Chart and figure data
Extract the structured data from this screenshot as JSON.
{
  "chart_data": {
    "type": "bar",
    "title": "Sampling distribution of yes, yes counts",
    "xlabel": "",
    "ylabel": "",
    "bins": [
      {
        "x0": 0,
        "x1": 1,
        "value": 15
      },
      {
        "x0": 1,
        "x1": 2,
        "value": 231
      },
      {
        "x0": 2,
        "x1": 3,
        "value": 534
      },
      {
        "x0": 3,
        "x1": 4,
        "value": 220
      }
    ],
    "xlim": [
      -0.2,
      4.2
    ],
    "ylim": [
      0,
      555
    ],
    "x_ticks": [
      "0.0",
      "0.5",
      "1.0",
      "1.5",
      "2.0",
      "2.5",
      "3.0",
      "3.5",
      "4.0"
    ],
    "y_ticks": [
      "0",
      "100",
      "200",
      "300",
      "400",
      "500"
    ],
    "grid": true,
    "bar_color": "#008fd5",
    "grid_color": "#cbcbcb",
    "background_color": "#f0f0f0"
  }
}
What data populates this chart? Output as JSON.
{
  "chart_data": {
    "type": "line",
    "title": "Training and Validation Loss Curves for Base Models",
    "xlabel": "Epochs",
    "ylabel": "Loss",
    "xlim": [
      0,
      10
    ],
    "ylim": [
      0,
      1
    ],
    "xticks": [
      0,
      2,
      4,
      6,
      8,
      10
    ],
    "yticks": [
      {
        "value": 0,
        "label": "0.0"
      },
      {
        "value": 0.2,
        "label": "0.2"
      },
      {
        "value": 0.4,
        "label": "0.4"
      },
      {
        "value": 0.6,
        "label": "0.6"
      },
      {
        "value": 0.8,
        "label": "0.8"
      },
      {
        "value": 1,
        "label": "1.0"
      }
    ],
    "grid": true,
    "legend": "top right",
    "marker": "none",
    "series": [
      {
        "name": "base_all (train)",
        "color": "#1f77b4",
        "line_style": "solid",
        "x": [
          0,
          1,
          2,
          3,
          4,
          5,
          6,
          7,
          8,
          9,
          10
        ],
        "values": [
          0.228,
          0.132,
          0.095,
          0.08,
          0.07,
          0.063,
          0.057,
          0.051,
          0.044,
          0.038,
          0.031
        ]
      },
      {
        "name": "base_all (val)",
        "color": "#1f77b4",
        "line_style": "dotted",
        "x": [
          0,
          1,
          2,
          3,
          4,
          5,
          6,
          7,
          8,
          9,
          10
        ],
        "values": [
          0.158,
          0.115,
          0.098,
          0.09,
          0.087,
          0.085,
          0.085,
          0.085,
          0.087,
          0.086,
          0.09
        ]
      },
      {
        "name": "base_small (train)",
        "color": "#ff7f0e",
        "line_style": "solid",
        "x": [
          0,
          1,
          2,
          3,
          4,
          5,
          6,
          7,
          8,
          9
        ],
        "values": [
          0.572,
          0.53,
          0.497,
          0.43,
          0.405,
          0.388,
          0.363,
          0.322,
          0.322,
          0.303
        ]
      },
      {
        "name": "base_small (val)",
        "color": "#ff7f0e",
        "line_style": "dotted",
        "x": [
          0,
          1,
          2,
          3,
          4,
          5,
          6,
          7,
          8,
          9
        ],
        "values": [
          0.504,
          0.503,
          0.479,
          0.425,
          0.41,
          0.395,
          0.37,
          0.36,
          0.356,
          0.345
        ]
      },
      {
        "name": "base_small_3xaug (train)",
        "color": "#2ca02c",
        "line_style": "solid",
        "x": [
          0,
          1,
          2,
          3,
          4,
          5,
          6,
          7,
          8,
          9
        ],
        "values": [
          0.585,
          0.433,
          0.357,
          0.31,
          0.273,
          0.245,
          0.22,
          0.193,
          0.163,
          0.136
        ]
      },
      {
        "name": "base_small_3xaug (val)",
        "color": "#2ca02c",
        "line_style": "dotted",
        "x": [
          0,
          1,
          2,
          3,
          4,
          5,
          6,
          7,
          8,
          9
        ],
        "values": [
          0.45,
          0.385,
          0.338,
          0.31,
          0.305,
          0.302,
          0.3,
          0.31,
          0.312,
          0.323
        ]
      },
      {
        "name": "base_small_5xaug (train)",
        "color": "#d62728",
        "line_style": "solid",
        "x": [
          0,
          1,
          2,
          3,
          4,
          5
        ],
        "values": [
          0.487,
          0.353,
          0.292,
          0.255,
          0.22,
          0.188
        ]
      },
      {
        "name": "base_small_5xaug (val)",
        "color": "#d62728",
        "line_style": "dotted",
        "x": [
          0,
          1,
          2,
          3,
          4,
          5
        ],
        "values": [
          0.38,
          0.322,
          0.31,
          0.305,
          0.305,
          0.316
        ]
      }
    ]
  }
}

DIRECTIONS:
Reproduce the full listing word for word.

COMPLETE RESPONSE:
Extract the structured data from this screenshot as JSON.
{
  "chart_data": {
    "type": "bar",
    "title": "Sampling distribution of yes, yes counts",
    "xlabel": "",
    "ylabel": "",
    "bins": [
      {
        "x0": 0,
        "x1": 1,
        "value": 15
      },
      {
        "x0": 1,
        "x1": 2,
        "value": 231
      },
      {
        "x0": 2,
        "x1": 3,
        "value": 534
      },
      {
        "x0": 3,
        "x1": 4,
        "value": 220
      }
    ],
    "xlim": [
      -0.2,
      4.2
    ],
    "ylim": [
      0,
      555
    ],
    "x_ticks": [
      "0.0",
      "0.5",
      "1.0",
      "1.5",
      "2.0",
      "2.5",
      "3.0",
      "3.5",
      "4.0"
    ],
    "y_ticks": [
      "0",
      "100",
      "200",
      "300",
      "400",
      "500"
    ],
    "grid": true,
    "bar_color": "#008fd5",
    "grid_color": "#cbcbcb",
    "background_color": "#f0f0f0"
  }
}
What data populates this chart? Output as JSON.
{
  "chart_data": {
    "type": "line",
    "title": "Training and Validation Loss Curves for Base Models",
    "xlabel": "Epochs",
    "ylabel": "Loss",
    "xlim": [
      0,
      10
    ],
    "ylim": [
      0,
      1
    ],
    "xticks": [
      0,
      2,
      4,
      6,
      8,
      10
    ],
    "yticks": [
      {
        "value": 0,
        "label": "0.0"
      },
      {
        "value": 0.2,
        "label": "0.2"
      },
      {
        "value": 0.4,
        "label": "0.4"
      },
      {
        "value": 0.6,
        "label": "0.6"
      },
      {
        "value": 0.8,
        "label": "0.8"
      },
      {
        "value": 1,
        "label": "1.0"
      }
    ],
    "grid": true,
    "legend": "top right",
    "marker": "none",
    "series": [
      {
        "name": "base_all (train)",
        "color": "#1f77b4",
        "line_style": "solid",
        "x": [
          0,
          1,
          2,
          3,
          4,
          5,
          6,
          7,
          8,
          9,
          10
        ],
        "values": [
          0.228,
          0.132,
          0.095,
          0.08,
          0.07,
          0.063,
          0.057,
          0.051,
          0.044,
          0.038,
          0.031
        ]
      },
      {
        "name": "base_all (val)",
        "color": "#1f77b4",
        "line_style": "dotted",
        "x": [
          0,
          1,
          2,
          3,
          4,
          5,
          6,
          7,
          8,
          9,
          10
        ],
        "values": [
          0.158,
          0.115,
          0.098,
          0.09,
          0.087,
          0.085,
          0.085,
          0.085,
          0.087,
          0.086,
          0.09
        ]
      },
      {
        "name": "base_small (train)",
        "color": "#ff7f0e",
        "line_style": "solid",
        "x": [
          0,
          1,
          2,
          3,
          4,
          5,
          6,
          7,
          8,
          9
        ],
        "values": [
          0.572,
          0.53,
          0.497,
          0.43,
          0.405,
          0.388,
          0.363,
          0.322,
          0.322,
          0.303
        ]
      },
      {
        "name": "base_small (val)",
        "color": "#ff7f0e",
        "line_style": "dotted",
        "x": [
          0,
          1,
          2,
          3,
          4,
          5,
          6,
          7,
          8,
          9
        ],
        "values": [
          0.504,
          0.503,
          0.479,
          0.425,
          0.41,
          0.395,
          0.37,
          0.36,
          0.356,
          0.345
        ]
      },
      {
        "name": "base_small_3xaug (train)",
        "color": "#2ca02c",
        "line_style": "solid",
        "x": [
          0,
          1,
          2,
          3,
          4,
          5,
          6,
          7,
          8,
          9
        ],
        "values": [
          0.585,
          0.433,
          0.357,
          0.31,
          0.273,
          0.245,
          0.22,
          0.193,
          0.163,
          0.136
        ]
      },
      {
        "name": "base_small_3xaug (val)",
        "color": "#2ca02c",
        "line_style": "dotted",
        "x": [
          0,
          1,
          2,
          3,
          4,
          5,
          6,
          7,
          8,
          9
        ],
        "values": [
          0.45,
          0.385,
          0.338,
          0.31,
          0.305,
          0.302,
          0.3,
          0.31,
          0.312,
          0.323
        ]
      },
      {
        "name": "base_small_5xaug (train)",
        "color": "#d62728",
        "line_style": "solid",
        "x": [
          0,
          1,
          2,
          3,
          4,
          5
        ],
        "values": [
          0.487,
          0.353,
          0.292,
          0.255,
          0.22,
          0.188
        ]
      },
      {
        "name": "base_small_5xaug (val)",
        "color": "#d62728",
        "line_style": "dotted",
        "x": [
          0,
          1,
          2,
          3,
          4,
          5
        ],
        "values": [
          0.38,
          0.322,
          0.31,
          0.305,
          0.305,
          0.316
        ]
      }
    ]
  }
}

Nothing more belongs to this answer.